Part 4
Your correspondent HONORÉ DE MAREVILLE has wandered too far in going to the Morea to search for this title. Clare in Suffolk was one of the ninety-five manors in that county bestowed by the Conqueror upon Richard Fitzgilbert, who (as well as his successor Gilbert) resided at Tunbridge, and bore the surname of De Tonebruge. His grandson Richard, the first Earl of Hertford, fixed his principal seat at Clare, and thenceforth the family took the surname of De Clare; and in the Latin documents of the time the several members of it were styled _Ricardus_ (or _Gilbertus_), _Dominus Clarensis_, _Comes Hertfordiensis_. The name of the lordship thus becoming the family surname, it is easy to see how in common usage the formal epithet _Clarensis_ soon became Clarence, and why Lionel, the son of Edward III., upon his marriage with Elizabeth de Burgh, the grand-niece and heiress of the last Gilbertus Clarensis, should choose as the title for his dukedom the surname of the great family of which he had now become the representative.
VOKAROS.
* * * * *
MILTON'S WIDOW.
(Vol. viii., pp. 12. 134. 200. 375. 452. 471. 544. 594.)
GARLICHITHE is again on the wrong scent. In his first communication on this subject, he allowed himself to go astray by mistaking Randle Minshull the _grandfather_ for Randle Minshull the _son_; and now, with the like fatality, he fails to discriminate between Richard Minshull the _uncle_, and Richard Minshull the _brother_, of Elizabeth Milton. A second examination of my Reply in Vol. viii., p. 200., will suffice to show him that Richard Minshull, the party to the deed there quoted, was named by me as the _brother_, and not the _uncle_, of Milton's widow, and that therefore his argument, based on disparity of age, &c., falls to the ground. On the other hand, Richard Minshull of Chester, to whom the letter alluded to was addressed, was the brother of Randle Minshull of Wistaston, and by the same token, uncle of Elizabeth Milton, and of Richard Minshull, her brother and co-partner in the deed already referred to.

+++

> SET PROBLEM: According to the provided text, who first made Clare the family's principal seat?

+++

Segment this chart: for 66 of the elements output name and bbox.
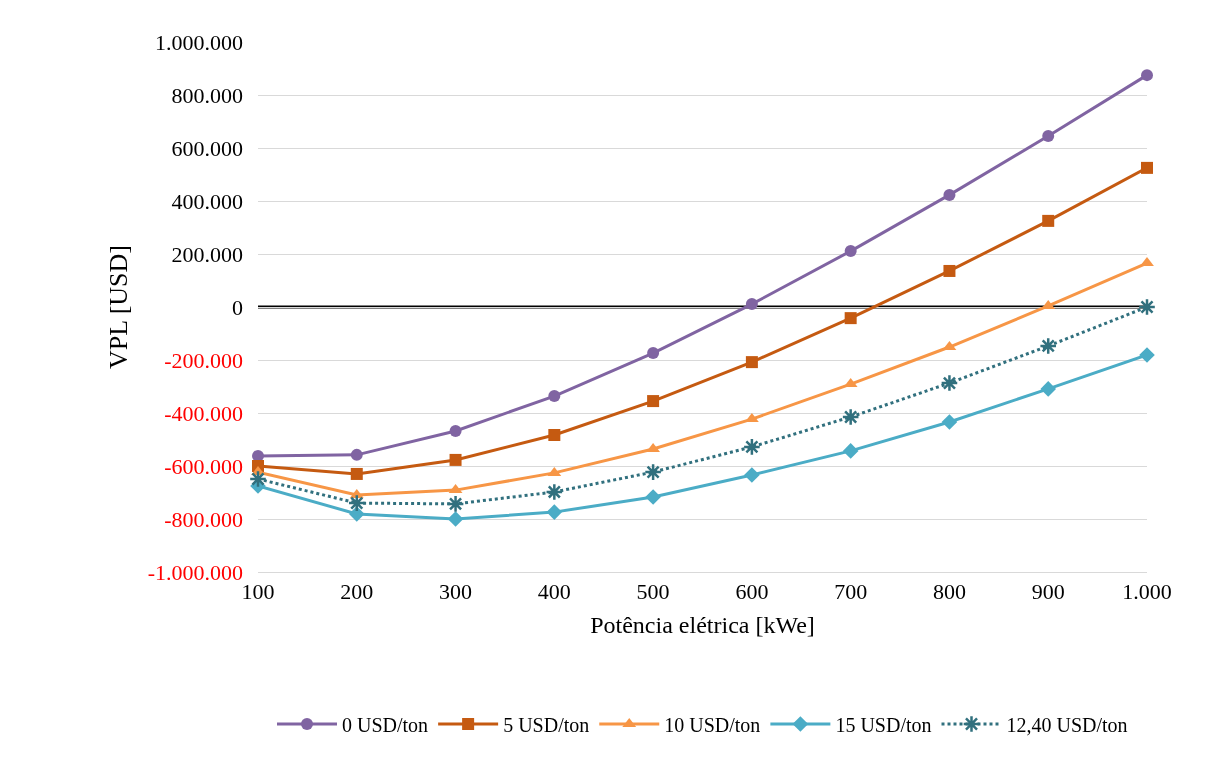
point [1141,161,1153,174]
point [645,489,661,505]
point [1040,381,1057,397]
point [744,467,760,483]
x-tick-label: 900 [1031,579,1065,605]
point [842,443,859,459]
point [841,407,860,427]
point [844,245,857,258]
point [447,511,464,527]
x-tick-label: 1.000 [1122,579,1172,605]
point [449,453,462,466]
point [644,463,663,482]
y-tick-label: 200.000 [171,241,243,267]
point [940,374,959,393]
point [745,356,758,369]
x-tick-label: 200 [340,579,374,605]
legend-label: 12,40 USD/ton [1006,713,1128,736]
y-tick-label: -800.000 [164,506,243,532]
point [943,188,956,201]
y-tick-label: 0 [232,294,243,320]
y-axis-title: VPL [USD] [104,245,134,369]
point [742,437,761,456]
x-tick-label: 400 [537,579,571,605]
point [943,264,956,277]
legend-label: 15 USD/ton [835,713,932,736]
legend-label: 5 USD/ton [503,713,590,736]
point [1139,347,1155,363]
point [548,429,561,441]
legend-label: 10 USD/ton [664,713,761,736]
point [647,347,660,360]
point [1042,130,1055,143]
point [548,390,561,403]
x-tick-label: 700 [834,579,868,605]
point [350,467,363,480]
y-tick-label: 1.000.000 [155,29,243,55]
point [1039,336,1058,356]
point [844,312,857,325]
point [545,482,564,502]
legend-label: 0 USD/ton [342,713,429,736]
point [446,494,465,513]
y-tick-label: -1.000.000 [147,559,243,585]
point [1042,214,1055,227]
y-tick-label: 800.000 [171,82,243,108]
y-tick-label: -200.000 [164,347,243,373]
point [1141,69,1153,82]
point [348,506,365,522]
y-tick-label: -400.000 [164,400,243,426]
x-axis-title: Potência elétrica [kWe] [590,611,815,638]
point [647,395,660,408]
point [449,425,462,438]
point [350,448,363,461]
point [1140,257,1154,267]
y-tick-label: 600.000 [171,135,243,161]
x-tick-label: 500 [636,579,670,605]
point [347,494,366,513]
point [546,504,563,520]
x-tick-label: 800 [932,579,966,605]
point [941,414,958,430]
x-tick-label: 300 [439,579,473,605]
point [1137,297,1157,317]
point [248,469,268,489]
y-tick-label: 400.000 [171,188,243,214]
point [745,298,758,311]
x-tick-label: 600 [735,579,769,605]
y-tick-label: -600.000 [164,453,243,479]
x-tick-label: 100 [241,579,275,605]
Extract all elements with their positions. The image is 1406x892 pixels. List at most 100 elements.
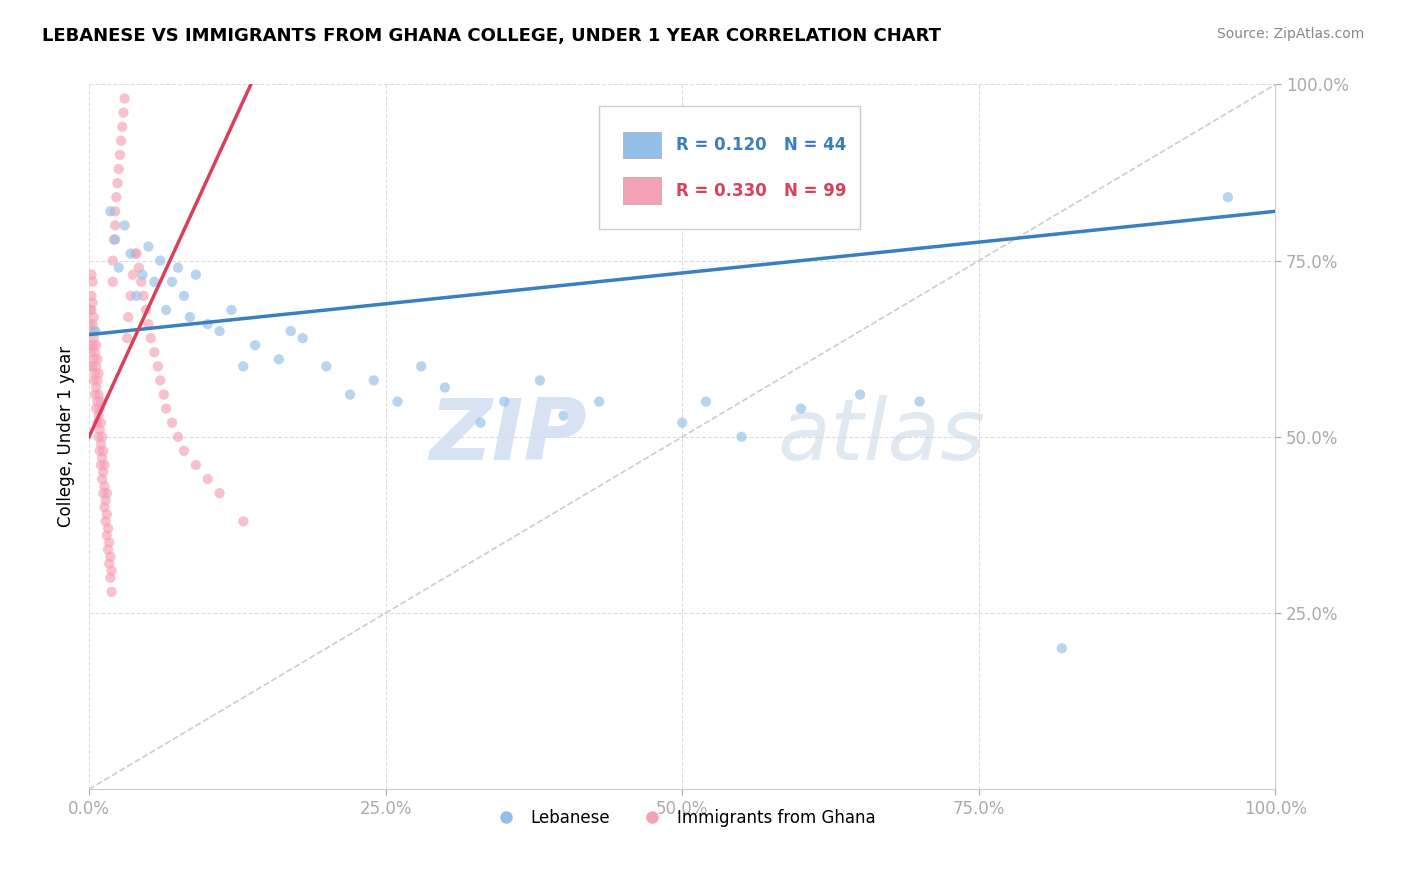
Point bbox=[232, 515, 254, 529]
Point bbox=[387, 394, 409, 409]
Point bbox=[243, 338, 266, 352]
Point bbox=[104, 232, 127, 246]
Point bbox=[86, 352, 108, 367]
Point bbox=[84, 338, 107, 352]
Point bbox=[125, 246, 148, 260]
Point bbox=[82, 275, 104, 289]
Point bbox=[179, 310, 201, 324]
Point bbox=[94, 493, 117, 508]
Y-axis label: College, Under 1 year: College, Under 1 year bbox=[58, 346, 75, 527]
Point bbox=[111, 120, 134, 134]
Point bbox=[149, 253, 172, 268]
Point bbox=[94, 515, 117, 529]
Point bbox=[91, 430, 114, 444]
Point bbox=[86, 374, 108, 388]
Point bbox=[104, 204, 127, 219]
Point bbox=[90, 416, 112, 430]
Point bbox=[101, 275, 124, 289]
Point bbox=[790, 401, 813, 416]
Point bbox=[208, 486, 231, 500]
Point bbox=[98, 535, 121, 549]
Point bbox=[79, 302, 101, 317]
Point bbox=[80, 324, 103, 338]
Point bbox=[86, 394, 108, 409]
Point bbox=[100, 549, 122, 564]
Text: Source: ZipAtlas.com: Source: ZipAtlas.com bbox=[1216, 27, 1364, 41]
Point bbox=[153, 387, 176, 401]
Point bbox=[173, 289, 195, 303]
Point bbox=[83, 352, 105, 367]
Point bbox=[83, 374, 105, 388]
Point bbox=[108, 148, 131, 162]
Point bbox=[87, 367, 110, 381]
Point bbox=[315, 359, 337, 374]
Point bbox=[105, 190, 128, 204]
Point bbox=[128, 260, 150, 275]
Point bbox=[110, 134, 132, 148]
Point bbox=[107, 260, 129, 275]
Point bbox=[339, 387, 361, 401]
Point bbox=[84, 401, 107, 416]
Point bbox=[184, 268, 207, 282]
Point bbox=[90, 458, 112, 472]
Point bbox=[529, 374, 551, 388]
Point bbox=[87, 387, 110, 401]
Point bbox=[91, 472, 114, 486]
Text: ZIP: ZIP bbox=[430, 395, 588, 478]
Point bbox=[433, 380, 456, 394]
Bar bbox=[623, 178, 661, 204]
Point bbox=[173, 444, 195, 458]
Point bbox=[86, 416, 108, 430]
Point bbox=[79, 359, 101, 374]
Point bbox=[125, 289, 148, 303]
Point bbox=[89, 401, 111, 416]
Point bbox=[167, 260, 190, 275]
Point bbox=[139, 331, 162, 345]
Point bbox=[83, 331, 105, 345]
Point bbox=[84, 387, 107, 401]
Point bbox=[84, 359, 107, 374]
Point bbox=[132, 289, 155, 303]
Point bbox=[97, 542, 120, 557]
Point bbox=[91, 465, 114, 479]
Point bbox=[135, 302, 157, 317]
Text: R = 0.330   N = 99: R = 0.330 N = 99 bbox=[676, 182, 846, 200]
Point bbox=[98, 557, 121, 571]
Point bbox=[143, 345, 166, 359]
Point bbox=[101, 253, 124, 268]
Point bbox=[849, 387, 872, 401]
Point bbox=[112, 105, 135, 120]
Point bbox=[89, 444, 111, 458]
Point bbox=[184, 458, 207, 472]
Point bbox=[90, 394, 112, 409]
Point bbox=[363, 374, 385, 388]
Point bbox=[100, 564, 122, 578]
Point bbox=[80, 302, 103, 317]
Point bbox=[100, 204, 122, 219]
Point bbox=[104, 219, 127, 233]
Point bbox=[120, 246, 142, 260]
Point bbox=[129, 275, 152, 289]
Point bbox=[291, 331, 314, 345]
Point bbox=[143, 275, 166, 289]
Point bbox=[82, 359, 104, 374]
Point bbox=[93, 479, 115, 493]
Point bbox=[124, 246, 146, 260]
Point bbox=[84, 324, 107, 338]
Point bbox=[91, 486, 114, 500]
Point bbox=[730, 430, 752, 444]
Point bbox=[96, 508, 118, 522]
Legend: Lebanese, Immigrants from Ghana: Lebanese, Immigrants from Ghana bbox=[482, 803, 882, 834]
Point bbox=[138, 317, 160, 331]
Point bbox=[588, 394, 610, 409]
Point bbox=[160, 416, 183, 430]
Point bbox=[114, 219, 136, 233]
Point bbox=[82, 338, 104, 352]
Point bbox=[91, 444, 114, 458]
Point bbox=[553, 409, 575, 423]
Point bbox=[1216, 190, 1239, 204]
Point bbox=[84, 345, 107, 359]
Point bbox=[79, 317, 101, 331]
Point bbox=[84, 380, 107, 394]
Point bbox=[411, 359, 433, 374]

+++

> RIGHT ANSWER: Richard, the first Earl of Hertford and grandson of Richard Fitzgilbert.